_TASK STATEMENT_
Rewrite the rows below with every "calm-circle" changed to "calm-marker" and nothing else altered. Leave the pictures out of your answer.

★ ★ ★ ★ ★ ★ ★

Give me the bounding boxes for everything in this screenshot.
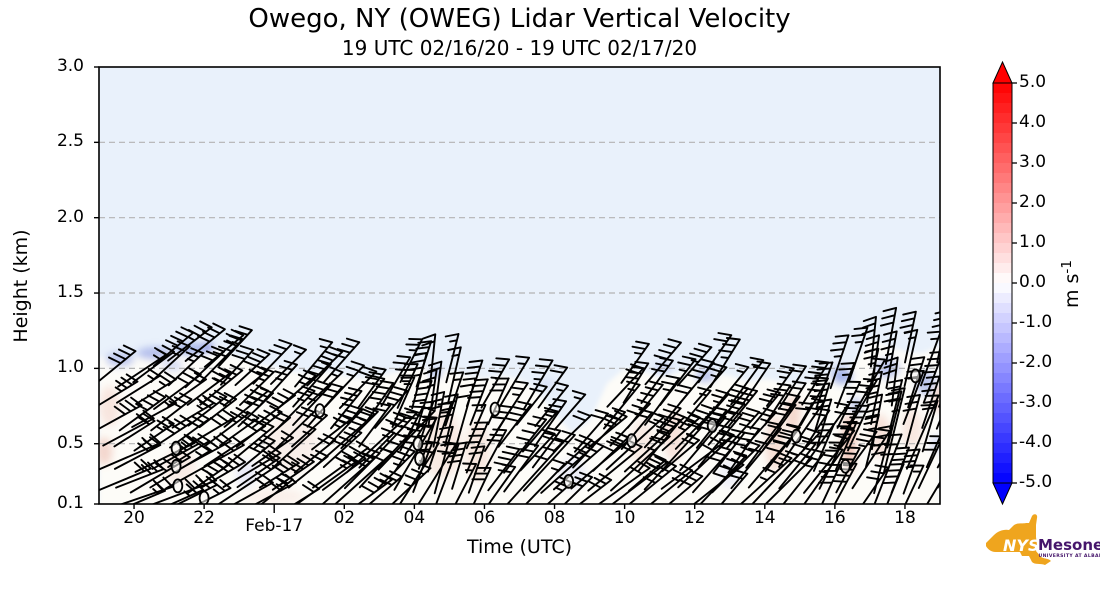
- colorbar-tick-label: -3.0: [1019, 392, 1053, 412]
- x-tick-label: 20: [123, 508, 145, 528]
- colorbar-tick-label: 0.0: [1019, 272, 1047, 292]
- nys-mesonet-logo: NYS Mesonet UNIVERSITY AT ALBANY: [986, 514, 1101, 565]
- y-tick-label: 2.0: [56, 206, 84, 227]
- calm-circle: [489, 401, 501, 417]
- calm-circle: [314, 403, 326, 419]
- y-tick-label: 3.0: [56, 56, 84, 76]
- x-tick-label: 06: [473, 508, 496, 528]
- colorbar-tick-label: 2.0: [1019, 192, 1047, 212]
- colorbar: [992, 60, 1017, 506]
- logo-mesonet-text: Mesonet: [1038, 536, 1100, 554]
- colorbar-tick-label: -1.0: [1019, 312, 1053, 332]
- colorbar-tick-label: -4.0: [1019, 432, 1053, 452]
- x-tick-label: 16: [824, 508, 846, 528]
- y-tick-label: 0.5: [56, 432, 84, 453]
- calm-circle: [170, 458, 182, 474]
- logo-tagline-text: UNIVERSITY AT ALBANY: [1039, 553, 1101, 559]
- calm-circle: [170, 440, 182, 456]
- chart-subtitle: 19 UTC 02/16/20 - 19 UTC 02/17/20: [341, 36, 698, 60]
- x-tick-label: 08: [543, 508, 566, 528]
- x-tick-label: 02: [333, 508, 356, 528]
- x-tick-label: 18: [894, 508, 916, 528]
- colorbar-gradient: [992, 82, 1013, 484]
- x-tick-label: 14: [753, 508, 776, 528]
- colorbar-tick-label: 1.0: [1019, 232, 1047, 252]
- calm-circle: [840, 458, 851, 474]
- y-tick-label: 1.5: [56, 282, 84, 303]
- ny-state-icon: [986, 514, 1051, 565]
- colorbar-unit-base: m s: [1061, 273, 1084, 309]
- colorbar-tick-label: 4.0: [1019, 112, 1047, 132]
- x-axis-label: Time (UTC): [466, 536, 573, 558]
- calm-circle: [910, 368, 921, 384]
- x-tick-label: 10: [613, 508, 636, 528]
- calm-circle: [198, 490, 210, 504]
- y-tick-label: 2.5: [56, 131, 84, 152]
- logo-nys-text: NYS: [1003, 536, 1040, 555]
- calm-circle: [563, 473, 574, 489]
- calm-circle: [414, 451, 426, 467]
- calm-circle: [626, 433, 637, 449]
- x-tick-label: 04: [403, 508, 426, 528]
- colorbar-tick-label: 3.0: [1019, 152, 1047, 172]
- colorbar-extend-down-icon: [992, 482, 1013, 506]
- calm-circle: [172, 478, 184, 494]
- calm-circle: [412, 436, 424, 452]
- page-title: Owego, NY (OWEG) Lidar Vertical Velocity: [248, 4, 791, 34]
- y-tick-label: 0.1: [56, 493, 84, 513]
- colorbar-tick-label: -5.0: [1019, 472, 1053, 492]
- colorbar-tick-label: -2.0: [1019, 352, 1053, 372]
- colorbar-extend-up-icon: [992, 60, 1013, 84]
- colorbar-tick-label: 5.0: [1019, 72, 1047, 92]
- x-tick-label: 12: [683, 508, 706, 528]
- plot-area: [99, 141, 940, 504]
- calm-circle: [706, 418, 718, 434]
- plot-border: [98, 66, 941, 505]
- colorbar-unit-label: m s-1: [1059, 260, 1083, 308]
- x-tick-label: Feb-17: [245, 516, 304, 536]
- x-tick-label: 22: [193, 508, 215, 528]
- calm-circle: [790, 428, 802, 444]
- colorbar-unit-exponent: -1: [1058, 259, 1075, 274]
- y-tick-label: 1.0: [56, 357, 84, 378]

★ ★ ★ ★ ★ ★ ★

_RESPONSE_
Give me the bounding boxes for everything in this screenshot.
- colorbar-tick-label: -3.0: [1019, 392, 1053, 412]
- x-tick-label: 20: [123, 508, 145, 528]
- colorbar-tick-label: 0.0: [1019, 272, 1047, 292]
- nys-mesonet-logo: NYS Mesonet UNIVERSITY AT ALBANY: [986, 514, 1101, 565]
- y-tick-label: 2.0: [56, 206, 84, 227]
- calm-marker: [489, 401, 501, 417]
- calm-marker: [314, 403, 326, 419]
- y-tick-label: 3.0: [56, 56, 84, 76]
- x-tick-label: 06: [473, 508, 496, 528]
- colorbar-tick-label: 2.0: [1019, 192, 1047, 212]
- colorbar: [992, 60, 1017, 506]
- logo-mesonet-text: Mesonet: [1038, 536, 1100, 554]
- colorbar-tick-label: -1.0: [1019, 312, 1053, 332]
- colorbar-tick-label: -4.0: [1019, 432, 1053, 452]
- x-tick-label: 16: [824, 508, 846, 528]
- y-tick-label: 0.5: [56, 432, 84, 453]
- calm-marker: [170, 458, 182, 474]
- logo-tagline-text: UNIVERSITY AT ALBANY: [1039, 553, 1101, 559]
- calm-marker: [170, 440, 182, 456]
- chart-subtitle: 19 UTC 02/16/20 - 19 UTC 02/17/20: [341, 36, 698, 60]
- x-tick-label: 08: [543, 508, 566, 528]
- x-tick-label: 02: [333, 508, 356, 528]
- x-tick-label: 18: [894, 508, 916, 528]
- colorbar-gradient: [992, 82, 1013, 484]
- x-tick-label: 14: [753, 508, 776, 528]
- colorbar-tick-label: 1.0: [1019, 232, 1047, 252]
- calm-marker: [840, 458, 851, 474]
- y-tick-label: 1.5: [56, 282, 84, 303]
- ny-state-icon: [986, 514, 1051, 565]
- colorbar-unit-base: m s: [1061, 273, 1084, 309]
- colorbar-tick-label: 4.0: [1019, 112, 1047, 132]
- x-axis-label: Time (UTC): [466, 536, 573, 558]
- calm-marker: [910, 368, 921, 384]
- x-tick-label: 10: [613, 508, 636, 528]
- calm-marker: [198, 490, 210, 504]
- y-tick-label: 2.5: [56, 131, 84, 152]
- logo-nys-text: NYS: [1003, 536, 1040, 555]
- calm-marker: [563, 473, 574, 489]
- calm-marker: [414, 451, 426, 467]
- calm-marker: [626, 433, 637, 449]
- x-tick-label: 04: [403, 508, 426, 528]
- colorbar-tick-label: 3.0: [1019, 152, 1047, 172]
- colorbar-extend-down-icon: [992, 482, 1013, 506]
- calm-marker: [172, 478, 184, 494]
- calm-marker: [412, 436, 424, 452]
- page-title: Owego, NY (OWEG) Lidar Vertical Velocity: [248, 4, 791, 34]
- y-tick-label: 0.1: [56, 493, 84, 513]
- colorbar-tick-label: -5.0: [1019, 472, 1053, 492]
- colorbar-tick-label: -2.0: [1019, 352, 1053, 372]
- colorbar-extend-up-icon: [992, 60, 1013, 84]
- colorbar-tick-label: 5.0: [1019, 72, 1047, 92]
- x-tick-label: 12: [683, 508, 706, 528]
- plot-area: [99, 141, 940, 504]
- calm-marker: [706, 418, 718, 434]
- plot-border: [98, 66, 941, 505]
- colorbar-unit-label: m s-1: [1059, 260, 1083, 308]
- x-tick-label: Feb-17: [245, 516, 304, 536]
- x-tick-label: 22: [193, 508, 215, 528]
- calm-marker: [790, 428, 802, 444]
- colorbar-unit-exponent: -1: [1058, 259, 1075, 274]
- y-tick-label: 1.0: [56, 357, 84, 378]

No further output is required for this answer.